- [OBJECTIVE]: From the listing below, copy every line with the word "listagem".
######
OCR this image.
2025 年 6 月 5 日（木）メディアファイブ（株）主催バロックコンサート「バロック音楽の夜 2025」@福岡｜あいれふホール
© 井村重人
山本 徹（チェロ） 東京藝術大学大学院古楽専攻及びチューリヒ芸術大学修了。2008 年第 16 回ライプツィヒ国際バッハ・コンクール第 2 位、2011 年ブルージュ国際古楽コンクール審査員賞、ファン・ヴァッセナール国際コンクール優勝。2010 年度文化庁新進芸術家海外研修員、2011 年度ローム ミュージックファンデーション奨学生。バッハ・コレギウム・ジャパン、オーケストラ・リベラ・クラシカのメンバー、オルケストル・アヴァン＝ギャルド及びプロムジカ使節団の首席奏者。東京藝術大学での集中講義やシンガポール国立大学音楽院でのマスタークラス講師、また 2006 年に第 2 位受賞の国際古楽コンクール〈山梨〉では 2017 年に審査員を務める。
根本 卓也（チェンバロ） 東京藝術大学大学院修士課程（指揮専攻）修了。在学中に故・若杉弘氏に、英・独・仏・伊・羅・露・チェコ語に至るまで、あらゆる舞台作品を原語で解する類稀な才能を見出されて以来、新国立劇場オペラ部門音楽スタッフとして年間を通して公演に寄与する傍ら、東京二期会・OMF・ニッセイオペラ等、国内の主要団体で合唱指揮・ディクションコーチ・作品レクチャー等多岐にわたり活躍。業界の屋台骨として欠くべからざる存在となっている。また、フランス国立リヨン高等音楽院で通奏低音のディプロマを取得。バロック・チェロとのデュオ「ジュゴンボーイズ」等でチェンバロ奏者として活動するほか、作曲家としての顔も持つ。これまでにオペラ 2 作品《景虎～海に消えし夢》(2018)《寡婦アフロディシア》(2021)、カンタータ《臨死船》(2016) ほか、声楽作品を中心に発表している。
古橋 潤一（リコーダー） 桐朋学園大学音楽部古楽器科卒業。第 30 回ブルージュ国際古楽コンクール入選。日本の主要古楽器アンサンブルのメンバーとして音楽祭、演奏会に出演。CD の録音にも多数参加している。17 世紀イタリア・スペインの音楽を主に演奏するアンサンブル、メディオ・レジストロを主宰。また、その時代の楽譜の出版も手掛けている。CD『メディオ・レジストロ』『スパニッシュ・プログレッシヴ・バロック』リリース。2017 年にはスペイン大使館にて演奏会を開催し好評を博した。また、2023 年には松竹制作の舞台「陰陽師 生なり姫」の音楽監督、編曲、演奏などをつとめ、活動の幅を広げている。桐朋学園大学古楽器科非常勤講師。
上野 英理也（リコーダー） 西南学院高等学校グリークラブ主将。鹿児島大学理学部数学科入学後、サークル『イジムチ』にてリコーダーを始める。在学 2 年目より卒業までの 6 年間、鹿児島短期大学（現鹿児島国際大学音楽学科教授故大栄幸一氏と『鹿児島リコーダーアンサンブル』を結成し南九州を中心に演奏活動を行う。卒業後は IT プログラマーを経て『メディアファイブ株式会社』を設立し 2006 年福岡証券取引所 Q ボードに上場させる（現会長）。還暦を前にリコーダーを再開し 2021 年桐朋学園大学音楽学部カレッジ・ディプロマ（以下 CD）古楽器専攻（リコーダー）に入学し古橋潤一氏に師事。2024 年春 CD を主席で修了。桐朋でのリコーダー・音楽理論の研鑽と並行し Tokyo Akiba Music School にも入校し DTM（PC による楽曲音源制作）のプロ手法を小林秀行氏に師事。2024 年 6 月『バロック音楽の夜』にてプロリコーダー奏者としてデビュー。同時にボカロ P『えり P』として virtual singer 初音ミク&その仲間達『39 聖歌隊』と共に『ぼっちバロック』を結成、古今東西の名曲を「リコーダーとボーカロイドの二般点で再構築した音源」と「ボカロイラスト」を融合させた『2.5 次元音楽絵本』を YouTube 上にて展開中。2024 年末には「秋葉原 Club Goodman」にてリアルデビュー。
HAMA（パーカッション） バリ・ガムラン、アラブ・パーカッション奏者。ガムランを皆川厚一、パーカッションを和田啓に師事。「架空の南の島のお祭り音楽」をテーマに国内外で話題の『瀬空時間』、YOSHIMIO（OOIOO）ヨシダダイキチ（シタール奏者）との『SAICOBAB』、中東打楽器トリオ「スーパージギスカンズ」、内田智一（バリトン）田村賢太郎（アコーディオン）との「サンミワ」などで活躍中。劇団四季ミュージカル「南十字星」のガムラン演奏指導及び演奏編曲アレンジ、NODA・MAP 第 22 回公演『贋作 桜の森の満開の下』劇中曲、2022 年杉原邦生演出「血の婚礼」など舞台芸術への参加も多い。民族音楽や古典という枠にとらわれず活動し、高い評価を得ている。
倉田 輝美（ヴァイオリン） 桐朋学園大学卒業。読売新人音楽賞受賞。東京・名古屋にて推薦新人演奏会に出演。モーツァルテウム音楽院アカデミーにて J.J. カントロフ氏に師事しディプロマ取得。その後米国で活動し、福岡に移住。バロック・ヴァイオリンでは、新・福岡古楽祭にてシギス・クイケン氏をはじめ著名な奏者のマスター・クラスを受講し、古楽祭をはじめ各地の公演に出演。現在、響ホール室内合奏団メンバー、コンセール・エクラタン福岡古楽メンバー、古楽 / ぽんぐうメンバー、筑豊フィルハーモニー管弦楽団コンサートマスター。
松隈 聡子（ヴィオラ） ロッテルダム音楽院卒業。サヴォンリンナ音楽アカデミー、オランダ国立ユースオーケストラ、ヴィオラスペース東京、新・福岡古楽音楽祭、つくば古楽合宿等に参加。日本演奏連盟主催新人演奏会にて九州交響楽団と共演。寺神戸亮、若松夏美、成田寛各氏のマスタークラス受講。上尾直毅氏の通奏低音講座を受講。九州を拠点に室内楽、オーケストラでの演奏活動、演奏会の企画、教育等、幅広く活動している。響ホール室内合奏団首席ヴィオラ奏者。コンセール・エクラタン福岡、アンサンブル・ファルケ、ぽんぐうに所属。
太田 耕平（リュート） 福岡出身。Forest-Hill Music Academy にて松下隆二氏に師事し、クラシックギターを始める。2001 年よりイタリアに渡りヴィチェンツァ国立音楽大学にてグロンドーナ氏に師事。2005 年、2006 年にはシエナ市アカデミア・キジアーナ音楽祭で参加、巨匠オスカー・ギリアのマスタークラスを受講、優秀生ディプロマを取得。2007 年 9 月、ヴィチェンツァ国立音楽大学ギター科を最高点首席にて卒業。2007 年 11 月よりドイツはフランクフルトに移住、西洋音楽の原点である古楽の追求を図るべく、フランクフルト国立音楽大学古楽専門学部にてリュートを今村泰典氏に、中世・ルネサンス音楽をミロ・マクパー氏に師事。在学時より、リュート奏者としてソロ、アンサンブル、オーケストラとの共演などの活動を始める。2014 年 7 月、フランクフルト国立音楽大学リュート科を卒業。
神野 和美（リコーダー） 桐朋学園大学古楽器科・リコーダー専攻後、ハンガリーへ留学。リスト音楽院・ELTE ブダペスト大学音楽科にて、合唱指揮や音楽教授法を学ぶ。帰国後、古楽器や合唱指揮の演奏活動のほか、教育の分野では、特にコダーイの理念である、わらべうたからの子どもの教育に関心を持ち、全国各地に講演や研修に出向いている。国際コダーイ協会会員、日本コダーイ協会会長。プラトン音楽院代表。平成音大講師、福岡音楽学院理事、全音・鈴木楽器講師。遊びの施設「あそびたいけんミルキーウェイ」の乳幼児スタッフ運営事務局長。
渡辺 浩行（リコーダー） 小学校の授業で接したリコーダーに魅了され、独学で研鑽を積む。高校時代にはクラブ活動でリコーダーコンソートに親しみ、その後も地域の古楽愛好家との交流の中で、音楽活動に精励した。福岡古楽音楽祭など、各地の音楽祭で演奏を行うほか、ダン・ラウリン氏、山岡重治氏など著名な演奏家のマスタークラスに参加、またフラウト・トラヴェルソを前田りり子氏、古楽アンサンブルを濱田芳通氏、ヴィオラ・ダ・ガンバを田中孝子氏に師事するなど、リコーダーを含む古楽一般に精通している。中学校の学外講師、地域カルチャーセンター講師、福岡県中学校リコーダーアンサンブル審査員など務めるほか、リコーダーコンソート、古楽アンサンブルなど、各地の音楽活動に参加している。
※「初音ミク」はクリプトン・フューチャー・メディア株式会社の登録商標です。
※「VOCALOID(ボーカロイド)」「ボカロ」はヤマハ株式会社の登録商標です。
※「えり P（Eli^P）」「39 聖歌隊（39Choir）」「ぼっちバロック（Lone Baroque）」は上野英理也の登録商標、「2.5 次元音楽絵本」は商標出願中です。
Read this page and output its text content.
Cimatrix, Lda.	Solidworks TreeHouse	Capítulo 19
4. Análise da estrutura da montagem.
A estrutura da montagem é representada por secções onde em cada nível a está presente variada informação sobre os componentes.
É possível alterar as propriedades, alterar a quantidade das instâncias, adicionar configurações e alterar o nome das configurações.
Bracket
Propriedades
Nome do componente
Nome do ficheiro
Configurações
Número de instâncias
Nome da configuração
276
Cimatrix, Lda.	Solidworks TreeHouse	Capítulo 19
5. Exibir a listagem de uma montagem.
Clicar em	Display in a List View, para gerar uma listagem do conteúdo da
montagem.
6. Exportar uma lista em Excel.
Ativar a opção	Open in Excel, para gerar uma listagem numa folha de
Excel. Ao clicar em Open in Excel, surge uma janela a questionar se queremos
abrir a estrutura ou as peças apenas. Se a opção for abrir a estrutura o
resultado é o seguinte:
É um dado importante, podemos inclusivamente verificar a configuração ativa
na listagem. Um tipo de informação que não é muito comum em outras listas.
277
######
- [REPLY]:
5. Exibir a listagem de uma montagem.
Clicar em	Display in a List View, para gerar uma listagem do conteúdo da
Ativar a opção	Open in Excel, para gerar uma listagem numa folha de
na listagem. Um tipo de informação que não é muito comum em outras listas.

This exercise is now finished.